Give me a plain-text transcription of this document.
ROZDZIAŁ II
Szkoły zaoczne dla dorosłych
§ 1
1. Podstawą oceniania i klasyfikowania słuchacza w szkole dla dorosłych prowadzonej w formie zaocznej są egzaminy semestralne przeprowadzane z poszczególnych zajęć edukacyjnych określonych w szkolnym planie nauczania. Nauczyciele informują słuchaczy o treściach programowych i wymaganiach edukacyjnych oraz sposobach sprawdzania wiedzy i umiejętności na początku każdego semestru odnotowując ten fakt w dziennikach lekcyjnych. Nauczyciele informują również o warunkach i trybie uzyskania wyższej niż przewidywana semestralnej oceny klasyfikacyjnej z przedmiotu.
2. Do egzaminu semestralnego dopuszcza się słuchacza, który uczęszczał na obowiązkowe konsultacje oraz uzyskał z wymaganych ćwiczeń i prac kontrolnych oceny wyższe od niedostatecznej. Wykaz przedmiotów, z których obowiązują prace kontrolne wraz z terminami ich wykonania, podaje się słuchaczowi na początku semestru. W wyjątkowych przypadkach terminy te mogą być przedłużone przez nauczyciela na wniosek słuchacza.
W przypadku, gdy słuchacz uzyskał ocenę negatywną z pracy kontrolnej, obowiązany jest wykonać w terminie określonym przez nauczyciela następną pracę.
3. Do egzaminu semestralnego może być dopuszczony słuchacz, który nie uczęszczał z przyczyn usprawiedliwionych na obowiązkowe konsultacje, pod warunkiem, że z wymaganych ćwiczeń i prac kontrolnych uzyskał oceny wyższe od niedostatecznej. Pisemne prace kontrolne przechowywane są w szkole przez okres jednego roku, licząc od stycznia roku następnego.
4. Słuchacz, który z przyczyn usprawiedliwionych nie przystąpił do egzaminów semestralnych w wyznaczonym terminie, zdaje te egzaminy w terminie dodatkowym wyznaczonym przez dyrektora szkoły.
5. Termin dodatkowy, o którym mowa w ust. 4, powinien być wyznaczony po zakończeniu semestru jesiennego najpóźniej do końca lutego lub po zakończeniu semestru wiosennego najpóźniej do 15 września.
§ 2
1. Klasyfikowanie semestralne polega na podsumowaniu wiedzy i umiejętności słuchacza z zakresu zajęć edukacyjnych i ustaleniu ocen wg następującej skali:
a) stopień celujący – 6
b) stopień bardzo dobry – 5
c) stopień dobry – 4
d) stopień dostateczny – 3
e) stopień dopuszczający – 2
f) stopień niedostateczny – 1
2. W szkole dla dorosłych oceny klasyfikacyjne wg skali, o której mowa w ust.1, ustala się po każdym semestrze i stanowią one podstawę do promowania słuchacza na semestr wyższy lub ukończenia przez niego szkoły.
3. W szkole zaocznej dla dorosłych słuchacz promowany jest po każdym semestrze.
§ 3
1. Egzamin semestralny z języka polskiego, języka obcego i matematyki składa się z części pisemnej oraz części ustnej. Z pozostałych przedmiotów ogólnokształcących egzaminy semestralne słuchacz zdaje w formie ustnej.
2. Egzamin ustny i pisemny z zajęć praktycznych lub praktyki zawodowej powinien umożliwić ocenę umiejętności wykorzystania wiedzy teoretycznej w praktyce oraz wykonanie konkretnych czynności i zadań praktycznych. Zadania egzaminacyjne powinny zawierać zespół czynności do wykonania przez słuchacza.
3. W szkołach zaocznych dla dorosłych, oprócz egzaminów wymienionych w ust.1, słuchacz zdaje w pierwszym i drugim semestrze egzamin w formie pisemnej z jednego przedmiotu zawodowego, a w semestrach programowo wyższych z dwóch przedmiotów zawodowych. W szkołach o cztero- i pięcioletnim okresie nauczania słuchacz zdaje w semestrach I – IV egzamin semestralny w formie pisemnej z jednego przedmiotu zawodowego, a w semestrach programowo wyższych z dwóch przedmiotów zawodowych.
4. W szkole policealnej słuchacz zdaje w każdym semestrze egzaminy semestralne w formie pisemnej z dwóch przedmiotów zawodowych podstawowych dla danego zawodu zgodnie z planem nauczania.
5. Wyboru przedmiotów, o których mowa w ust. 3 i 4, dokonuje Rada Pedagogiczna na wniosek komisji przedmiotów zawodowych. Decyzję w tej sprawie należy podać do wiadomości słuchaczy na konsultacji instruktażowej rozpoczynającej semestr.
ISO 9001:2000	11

**What the task requires**
Copy out each line of the records where the string "wymaganych" appears.

**Result**
2. Do egzaminu semestralnego dopuszcza się słuchacza, który uczęszczał na obowiązkowe konsultacje oraz uzyskał z wymaganych ćwiczeń i prac kontrolnych oceny wyższe od niedostatecznej. Wykaz przedmiotów, z których obowiązują prace kontrolne wraz z terminami ich wykonania, podaje się słuchaczowi na początku semestru. W wyjątkowych przypadkach terminy te mogą być przedłużone przez nauczyciela na wniosek słuchacza.
3. Do egzaminu semestralnego może być dopuszczony słuchacz, który nie uczęszczał z przyczyn usprawiedliwionych na obowiązkowe konsultacje, pod warunkiem, że z wymaganych ćwiczeń i prac kontrolnych uzyskał oceny wyższe od niedostatecznej. Pisemne prace kontrolne przechowywane są w szkole przez okres jednego roku, licząc od stycznia roku następnego.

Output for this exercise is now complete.